_SHORT TASK_
Search the data below for the string "What". Extract every line that contains it.

#### RECORD EXCERPTS

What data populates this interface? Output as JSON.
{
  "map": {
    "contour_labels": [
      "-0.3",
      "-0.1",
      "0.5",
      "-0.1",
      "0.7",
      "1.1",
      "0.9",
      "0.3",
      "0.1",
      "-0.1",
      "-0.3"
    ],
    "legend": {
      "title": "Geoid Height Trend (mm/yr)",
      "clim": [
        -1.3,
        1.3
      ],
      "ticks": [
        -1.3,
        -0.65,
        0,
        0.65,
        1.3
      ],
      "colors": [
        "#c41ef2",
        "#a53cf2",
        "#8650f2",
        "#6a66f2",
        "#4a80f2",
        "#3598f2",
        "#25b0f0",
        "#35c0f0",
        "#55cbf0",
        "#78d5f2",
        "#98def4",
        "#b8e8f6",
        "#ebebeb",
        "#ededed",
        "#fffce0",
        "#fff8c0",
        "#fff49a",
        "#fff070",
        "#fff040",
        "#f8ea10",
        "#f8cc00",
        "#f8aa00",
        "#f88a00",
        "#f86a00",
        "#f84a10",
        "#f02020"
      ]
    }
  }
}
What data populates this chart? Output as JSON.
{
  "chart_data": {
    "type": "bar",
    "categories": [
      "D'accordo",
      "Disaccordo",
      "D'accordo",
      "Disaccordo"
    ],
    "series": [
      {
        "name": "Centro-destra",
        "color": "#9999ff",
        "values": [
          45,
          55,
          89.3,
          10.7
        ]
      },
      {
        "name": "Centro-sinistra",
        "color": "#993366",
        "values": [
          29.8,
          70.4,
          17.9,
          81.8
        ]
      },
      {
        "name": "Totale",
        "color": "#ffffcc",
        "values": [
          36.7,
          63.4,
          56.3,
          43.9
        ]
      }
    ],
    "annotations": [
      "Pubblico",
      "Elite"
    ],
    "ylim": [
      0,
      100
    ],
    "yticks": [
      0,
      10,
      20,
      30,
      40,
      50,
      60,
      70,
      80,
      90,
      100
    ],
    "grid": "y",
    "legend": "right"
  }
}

########

_CORRECT RESULT_
What data populates this interface? Output as JSON.
What data populates this chart? Output as JSON.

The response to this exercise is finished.